◆ **WHAT IS NEEDED**: Answer with one number: the count of lines in this material that hold the word "position".

◆ **DATA PROVIDED**:
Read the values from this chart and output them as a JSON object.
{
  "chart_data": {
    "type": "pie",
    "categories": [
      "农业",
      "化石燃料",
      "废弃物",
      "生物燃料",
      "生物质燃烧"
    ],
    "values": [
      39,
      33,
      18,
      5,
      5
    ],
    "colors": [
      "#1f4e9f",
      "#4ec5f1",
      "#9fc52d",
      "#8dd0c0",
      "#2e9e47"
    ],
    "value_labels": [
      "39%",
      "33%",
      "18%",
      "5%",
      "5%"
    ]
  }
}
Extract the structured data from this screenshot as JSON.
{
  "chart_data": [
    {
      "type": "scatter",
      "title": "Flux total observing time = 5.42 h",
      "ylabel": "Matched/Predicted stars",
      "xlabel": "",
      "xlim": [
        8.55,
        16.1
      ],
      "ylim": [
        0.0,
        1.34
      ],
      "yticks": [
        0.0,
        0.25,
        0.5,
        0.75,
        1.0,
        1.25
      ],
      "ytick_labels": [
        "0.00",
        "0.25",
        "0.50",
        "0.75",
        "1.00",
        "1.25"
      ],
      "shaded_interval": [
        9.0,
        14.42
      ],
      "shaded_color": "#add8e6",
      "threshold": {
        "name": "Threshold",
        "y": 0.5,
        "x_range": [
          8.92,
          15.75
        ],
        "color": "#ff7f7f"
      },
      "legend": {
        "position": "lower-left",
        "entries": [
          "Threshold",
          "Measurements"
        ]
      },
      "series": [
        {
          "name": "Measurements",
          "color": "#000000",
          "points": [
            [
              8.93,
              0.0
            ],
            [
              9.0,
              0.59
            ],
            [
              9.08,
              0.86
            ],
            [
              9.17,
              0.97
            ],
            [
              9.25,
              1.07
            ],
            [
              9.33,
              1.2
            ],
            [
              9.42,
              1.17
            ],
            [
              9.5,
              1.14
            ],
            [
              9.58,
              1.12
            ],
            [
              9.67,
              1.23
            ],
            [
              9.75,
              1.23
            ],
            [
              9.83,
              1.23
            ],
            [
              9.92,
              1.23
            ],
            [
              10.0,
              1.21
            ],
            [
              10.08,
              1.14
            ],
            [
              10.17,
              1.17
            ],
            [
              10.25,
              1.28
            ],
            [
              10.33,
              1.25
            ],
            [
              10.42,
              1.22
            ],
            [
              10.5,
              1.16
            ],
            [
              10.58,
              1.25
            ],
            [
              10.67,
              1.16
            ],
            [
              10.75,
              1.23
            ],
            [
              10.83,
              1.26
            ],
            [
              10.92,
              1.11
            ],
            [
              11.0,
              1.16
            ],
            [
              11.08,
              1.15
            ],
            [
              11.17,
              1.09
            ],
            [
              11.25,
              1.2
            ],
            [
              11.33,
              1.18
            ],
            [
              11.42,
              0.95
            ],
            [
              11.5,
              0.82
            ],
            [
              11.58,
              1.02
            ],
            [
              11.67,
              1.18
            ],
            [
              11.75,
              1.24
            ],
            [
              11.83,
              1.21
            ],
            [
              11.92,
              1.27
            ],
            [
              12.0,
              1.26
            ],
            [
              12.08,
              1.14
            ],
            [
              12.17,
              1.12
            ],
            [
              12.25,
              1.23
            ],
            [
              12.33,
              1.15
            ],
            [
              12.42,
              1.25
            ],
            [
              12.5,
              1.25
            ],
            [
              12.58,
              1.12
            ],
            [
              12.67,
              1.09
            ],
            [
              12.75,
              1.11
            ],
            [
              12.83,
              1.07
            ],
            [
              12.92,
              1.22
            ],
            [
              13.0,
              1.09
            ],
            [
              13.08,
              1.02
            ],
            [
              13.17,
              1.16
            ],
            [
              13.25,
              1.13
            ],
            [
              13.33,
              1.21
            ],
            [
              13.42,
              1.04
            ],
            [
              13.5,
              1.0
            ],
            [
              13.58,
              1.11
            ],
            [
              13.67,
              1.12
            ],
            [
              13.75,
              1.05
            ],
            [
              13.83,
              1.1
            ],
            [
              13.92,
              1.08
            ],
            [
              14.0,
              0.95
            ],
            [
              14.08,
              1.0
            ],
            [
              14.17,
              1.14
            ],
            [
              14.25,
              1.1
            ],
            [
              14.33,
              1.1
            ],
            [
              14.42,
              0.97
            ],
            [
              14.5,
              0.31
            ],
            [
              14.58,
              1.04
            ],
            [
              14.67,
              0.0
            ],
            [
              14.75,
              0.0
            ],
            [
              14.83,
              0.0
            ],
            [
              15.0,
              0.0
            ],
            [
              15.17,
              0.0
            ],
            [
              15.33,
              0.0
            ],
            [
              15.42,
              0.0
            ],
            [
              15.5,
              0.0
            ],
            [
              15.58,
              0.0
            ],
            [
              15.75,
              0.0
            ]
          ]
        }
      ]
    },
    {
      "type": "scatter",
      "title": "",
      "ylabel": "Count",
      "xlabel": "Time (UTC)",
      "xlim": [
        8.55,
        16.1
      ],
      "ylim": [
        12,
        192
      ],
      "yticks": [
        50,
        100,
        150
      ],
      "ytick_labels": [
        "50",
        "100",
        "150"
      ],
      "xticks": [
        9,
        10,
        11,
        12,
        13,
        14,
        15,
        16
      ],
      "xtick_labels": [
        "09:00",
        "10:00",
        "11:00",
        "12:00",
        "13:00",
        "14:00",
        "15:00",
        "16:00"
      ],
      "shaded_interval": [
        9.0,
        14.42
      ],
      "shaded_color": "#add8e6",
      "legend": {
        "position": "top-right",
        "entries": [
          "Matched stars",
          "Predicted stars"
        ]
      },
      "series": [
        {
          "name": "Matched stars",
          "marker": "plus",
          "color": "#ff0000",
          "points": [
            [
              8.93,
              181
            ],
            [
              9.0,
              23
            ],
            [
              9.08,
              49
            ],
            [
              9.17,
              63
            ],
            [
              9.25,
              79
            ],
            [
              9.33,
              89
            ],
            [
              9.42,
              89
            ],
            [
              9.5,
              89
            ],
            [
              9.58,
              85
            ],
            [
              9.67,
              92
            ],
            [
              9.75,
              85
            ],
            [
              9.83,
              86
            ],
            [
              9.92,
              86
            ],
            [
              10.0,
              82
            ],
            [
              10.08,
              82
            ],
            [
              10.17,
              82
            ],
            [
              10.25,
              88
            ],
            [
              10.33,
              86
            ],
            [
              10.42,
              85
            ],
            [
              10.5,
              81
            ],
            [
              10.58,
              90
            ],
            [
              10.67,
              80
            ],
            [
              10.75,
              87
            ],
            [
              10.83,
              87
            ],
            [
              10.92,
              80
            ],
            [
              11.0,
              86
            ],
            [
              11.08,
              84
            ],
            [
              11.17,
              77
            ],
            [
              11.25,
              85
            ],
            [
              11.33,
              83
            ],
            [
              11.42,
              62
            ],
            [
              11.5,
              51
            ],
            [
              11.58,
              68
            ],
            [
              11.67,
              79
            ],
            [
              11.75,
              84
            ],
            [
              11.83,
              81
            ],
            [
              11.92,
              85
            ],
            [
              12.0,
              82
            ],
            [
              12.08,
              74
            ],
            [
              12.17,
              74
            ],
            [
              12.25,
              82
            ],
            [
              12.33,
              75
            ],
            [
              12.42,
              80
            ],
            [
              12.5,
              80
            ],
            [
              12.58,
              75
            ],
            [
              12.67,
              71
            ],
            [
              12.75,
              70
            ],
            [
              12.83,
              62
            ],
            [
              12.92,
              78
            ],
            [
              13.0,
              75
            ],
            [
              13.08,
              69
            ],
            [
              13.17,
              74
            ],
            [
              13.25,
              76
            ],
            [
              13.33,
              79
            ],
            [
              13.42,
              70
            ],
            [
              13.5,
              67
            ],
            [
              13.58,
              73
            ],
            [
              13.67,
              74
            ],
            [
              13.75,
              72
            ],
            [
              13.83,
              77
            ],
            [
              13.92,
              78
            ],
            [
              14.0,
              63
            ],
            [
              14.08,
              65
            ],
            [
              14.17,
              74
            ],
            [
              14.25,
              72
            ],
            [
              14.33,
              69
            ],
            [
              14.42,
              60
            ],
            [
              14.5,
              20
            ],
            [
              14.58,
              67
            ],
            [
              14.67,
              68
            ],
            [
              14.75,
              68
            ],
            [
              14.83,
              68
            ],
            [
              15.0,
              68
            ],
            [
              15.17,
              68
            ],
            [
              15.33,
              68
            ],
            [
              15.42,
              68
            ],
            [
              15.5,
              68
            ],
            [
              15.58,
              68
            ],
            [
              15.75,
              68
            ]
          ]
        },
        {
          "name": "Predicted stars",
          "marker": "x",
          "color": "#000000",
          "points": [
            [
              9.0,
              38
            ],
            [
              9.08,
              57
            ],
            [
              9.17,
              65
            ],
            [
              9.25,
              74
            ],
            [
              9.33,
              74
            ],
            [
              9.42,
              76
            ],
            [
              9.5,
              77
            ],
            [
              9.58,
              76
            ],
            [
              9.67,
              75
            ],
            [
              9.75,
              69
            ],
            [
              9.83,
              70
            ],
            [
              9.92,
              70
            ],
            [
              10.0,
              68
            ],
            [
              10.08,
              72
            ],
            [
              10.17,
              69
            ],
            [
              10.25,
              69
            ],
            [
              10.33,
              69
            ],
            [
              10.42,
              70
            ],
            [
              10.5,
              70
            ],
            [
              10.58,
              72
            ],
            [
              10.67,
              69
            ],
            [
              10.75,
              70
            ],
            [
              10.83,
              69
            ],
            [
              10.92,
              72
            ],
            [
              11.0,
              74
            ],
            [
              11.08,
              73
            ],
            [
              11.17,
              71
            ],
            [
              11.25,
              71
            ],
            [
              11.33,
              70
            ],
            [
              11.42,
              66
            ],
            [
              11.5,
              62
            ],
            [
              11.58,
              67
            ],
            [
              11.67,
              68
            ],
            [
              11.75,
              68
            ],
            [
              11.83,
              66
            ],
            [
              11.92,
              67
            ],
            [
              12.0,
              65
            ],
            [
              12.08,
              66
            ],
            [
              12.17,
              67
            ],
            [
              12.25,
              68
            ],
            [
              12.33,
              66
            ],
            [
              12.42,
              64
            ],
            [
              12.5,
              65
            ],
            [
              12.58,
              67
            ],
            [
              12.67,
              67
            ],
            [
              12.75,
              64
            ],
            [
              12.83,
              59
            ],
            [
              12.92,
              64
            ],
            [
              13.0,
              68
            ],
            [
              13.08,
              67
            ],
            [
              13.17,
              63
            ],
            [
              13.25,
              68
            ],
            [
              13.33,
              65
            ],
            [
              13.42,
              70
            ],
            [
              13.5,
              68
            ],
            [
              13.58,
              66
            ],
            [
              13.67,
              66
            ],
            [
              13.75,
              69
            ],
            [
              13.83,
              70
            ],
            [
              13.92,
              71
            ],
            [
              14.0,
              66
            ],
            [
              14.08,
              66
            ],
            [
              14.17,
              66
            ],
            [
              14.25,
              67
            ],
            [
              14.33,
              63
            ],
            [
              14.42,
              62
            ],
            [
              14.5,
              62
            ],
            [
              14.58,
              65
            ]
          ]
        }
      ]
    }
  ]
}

◆ **TASK SOLUTION**: 2